## Short task:
Using the data beneath, show every line that includes the word "JSON".

Recorded data:
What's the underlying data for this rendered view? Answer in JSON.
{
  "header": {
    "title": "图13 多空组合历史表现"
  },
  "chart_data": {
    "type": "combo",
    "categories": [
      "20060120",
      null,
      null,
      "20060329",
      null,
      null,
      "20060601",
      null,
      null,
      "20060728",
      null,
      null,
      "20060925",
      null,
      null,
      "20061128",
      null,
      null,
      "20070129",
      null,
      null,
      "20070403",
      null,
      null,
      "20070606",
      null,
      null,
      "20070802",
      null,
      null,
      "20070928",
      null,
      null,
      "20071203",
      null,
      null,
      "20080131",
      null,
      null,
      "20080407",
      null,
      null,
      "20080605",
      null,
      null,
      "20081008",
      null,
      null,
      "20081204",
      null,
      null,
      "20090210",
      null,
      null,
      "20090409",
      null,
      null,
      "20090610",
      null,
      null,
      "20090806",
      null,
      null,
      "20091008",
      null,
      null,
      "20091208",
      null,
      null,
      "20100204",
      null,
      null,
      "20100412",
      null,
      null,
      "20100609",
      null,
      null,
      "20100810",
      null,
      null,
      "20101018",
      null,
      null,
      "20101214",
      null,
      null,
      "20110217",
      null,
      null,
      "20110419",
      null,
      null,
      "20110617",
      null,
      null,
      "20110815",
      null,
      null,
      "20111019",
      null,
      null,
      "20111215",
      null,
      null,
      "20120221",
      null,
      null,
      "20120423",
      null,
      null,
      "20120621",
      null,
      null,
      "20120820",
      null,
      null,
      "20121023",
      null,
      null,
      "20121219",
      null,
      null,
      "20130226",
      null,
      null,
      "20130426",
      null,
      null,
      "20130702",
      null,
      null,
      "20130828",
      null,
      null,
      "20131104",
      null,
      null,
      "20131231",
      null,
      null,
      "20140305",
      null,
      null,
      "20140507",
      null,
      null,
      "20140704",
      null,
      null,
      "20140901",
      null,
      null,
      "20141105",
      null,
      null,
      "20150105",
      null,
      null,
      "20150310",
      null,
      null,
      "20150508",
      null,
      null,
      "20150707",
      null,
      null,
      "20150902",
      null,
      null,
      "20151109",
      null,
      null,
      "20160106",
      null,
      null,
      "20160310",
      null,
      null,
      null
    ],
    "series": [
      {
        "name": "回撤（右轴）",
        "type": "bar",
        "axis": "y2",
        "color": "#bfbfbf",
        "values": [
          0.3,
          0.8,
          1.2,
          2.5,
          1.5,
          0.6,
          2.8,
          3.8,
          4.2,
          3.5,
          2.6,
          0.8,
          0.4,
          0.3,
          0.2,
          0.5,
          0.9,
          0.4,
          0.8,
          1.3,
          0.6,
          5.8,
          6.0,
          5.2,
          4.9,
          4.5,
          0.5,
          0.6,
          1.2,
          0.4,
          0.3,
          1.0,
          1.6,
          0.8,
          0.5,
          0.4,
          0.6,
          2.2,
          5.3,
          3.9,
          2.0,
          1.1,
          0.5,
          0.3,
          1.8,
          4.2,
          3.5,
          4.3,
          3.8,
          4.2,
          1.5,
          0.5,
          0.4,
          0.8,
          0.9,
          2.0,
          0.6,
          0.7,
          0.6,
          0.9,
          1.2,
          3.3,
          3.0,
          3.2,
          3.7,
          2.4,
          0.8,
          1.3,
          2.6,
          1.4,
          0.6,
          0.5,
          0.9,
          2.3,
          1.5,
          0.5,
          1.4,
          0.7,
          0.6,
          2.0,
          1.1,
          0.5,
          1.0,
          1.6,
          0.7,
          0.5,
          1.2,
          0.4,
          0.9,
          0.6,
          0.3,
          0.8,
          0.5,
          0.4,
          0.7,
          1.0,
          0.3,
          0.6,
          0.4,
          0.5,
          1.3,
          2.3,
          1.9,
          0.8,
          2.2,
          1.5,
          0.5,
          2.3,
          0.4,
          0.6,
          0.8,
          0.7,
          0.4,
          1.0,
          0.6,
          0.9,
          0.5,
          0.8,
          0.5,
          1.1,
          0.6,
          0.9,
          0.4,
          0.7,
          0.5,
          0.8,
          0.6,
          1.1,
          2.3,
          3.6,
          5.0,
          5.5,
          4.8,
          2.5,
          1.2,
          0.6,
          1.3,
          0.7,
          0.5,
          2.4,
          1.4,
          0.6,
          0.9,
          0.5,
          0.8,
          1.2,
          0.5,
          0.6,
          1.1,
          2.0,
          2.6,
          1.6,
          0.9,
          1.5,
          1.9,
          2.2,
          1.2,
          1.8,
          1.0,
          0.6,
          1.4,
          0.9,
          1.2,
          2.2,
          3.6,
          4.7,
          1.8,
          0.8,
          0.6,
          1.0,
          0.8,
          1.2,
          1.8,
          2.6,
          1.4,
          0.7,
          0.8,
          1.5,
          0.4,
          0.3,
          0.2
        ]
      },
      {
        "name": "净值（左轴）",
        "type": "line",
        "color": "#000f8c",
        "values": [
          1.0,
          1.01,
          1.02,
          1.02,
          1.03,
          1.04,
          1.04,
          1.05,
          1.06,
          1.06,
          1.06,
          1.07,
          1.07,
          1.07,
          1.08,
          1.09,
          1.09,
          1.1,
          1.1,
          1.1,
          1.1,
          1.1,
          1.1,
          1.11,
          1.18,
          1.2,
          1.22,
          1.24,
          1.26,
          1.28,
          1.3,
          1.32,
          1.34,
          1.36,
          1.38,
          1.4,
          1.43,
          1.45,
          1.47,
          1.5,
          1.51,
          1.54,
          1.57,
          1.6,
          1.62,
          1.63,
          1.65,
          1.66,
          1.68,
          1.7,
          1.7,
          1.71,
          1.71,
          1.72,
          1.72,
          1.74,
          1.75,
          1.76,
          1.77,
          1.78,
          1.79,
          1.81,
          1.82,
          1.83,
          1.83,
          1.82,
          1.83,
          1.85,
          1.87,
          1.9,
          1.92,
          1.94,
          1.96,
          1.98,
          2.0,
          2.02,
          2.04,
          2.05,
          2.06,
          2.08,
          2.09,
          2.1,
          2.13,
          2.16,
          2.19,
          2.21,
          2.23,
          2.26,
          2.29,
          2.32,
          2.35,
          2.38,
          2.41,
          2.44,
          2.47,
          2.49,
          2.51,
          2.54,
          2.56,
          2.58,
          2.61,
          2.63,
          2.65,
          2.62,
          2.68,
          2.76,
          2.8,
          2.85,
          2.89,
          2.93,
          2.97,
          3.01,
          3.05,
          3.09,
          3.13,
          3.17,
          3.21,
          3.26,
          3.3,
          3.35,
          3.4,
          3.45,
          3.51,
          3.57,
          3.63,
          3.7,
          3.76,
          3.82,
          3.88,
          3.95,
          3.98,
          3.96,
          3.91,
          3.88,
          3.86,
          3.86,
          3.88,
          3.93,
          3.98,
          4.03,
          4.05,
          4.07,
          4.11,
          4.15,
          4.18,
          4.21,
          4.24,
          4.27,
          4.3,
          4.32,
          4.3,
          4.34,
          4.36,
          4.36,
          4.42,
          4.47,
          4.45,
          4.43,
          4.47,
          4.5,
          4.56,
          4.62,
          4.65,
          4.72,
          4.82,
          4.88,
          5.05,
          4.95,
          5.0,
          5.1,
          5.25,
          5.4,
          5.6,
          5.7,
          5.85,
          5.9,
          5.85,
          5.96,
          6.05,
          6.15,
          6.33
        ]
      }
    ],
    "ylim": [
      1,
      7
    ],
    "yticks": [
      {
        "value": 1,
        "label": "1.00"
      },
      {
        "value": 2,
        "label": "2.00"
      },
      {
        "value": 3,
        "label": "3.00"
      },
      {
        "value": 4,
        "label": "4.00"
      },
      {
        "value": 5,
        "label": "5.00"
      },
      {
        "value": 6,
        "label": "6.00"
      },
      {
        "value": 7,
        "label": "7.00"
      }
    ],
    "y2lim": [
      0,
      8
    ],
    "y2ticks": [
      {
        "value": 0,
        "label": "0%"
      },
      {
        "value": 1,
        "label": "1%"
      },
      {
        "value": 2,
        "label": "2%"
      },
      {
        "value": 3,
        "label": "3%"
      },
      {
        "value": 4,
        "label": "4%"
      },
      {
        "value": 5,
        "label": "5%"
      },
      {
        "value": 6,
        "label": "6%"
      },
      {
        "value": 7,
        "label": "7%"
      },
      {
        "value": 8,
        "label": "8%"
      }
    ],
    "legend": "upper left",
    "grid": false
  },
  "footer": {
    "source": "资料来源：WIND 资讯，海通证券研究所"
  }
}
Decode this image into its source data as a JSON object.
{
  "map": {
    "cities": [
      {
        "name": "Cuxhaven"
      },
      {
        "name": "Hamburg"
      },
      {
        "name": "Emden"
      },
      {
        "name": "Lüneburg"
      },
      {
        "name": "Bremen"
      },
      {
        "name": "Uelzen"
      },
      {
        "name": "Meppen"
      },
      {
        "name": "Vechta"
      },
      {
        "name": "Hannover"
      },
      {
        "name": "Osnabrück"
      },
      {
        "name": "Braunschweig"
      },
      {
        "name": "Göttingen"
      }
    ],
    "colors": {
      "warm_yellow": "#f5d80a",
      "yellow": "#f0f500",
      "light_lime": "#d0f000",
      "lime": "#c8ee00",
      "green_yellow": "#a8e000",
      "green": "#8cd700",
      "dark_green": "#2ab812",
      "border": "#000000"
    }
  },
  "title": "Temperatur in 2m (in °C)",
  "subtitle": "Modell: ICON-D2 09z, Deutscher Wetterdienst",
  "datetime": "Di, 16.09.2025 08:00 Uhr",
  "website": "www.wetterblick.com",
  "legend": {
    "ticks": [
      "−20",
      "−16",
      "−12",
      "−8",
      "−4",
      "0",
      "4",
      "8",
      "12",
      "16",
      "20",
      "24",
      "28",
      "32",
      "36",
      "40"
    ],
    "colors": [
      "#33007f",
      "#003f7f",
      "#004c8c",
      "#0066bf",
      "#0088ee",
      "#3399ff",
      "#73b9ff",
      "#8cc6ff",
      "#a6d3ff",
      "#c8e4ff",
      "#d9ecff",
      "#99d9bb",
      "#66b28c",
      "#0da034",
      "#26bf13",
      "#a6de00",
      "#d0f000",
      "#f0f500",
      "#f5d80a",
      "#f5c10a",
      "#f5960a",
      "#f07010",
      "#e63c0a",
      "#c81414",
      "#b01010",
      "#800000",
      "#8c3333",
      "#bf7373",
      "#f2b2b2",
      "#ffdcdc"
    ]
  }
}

## Reply:
What's the underlying data for this rendered view? Answer in JSON.
Decode this image into its source data as a JSON object.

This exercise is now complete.